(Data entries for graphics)
╔══

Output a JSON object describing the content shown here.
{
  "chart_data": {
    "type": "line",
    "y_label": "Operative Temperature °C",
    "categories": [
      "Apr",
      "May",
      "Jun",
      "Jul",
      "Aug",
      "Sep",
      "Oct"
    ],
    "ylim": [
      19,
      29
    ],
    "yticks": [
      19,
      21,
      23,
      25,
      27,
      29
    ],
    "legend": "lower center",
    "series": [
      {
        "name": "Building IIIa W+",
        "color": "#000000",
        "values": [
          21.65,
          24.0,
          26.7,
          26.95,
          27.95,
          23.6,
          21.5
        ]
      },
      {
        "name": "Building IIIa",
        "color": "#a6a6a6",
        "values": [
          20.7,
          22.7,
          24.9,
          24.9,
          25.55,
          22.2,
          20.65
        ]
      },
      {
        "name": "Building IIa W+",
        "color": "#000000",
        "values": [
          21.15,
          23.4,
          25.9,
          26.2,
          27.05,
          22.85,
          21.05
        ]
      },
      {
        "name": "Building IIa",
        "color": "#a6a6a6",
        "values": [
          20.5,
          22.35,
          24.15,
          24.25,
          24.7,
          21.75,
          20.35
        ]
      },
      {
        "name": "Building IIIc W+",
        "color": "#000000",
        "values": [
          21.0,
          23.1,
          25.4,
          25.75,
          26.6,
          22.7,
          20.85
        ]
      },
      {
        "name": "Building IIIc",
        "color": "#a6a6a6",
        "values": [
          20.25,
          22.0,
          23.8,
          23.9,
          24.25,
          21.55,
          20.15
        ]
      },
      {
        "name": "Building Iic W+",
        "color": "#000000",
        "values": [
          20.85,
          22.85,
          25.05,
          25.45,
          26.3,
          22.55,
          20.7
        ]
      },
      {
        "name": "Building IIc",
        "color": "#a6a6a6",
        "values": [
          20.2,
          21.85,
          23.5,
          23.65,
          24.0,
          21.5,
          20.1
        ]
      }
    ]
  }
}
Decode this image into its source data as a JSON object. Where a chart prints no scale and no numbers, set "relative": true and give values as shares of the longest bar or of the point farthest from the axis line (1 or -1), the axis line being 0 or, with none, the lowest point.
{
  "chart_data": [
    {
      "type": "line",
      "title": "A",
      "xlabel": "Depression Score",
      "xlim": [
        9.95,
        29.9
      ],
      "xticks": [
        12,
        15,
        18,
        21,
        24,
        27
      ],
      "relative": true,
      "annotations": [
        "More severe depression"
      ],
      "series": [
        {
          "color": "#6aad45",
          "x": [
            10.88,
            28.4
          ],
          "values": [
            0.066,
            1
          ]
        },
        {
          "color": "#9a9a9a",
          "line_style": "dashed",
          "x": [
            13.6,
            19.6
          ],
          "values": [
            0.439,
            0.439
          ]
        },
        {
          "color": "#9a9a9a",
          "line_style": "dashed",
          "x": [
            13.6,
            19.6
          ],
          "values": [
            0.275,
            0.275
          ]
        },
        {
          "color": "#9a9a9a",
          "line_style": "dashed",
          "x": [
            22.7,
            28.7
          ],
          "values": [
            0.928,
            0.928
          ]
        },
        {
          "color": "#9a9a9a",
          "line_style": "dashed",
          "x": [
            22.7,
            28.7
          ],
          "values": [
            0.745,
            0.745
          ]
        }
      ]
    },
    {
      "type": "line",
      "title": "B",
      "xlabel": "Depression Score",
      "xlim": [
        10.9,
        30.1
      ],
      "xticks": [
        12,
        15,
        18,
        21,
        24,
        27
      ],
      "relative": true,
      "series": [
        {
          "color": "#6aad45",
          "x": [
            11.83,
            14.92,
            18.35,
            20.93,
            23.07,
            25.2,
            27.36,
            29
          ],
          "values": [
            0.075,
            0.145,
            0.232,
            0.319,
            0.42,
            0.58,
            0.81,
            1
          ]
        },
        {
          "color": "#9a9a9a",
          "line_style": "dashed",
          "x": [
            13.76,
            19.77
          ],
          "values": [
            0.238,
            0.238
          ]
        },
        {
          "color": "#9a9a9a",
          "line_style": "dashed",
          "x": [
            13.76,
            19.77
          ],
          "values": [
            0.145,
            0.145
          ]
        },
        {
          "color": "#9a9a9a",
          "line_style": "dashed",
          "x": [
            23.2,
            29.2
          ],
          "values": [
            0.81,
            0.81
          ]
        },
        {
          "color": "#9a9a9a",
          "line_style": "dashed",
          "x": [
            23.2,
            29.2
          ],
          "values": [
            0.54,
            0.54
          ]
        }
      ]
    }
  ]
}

╚══

*TASK OBJECTIVE:* Check each line of these records for the string "name" and state only how many lines have it.

*CORRECT ANSWER:* 8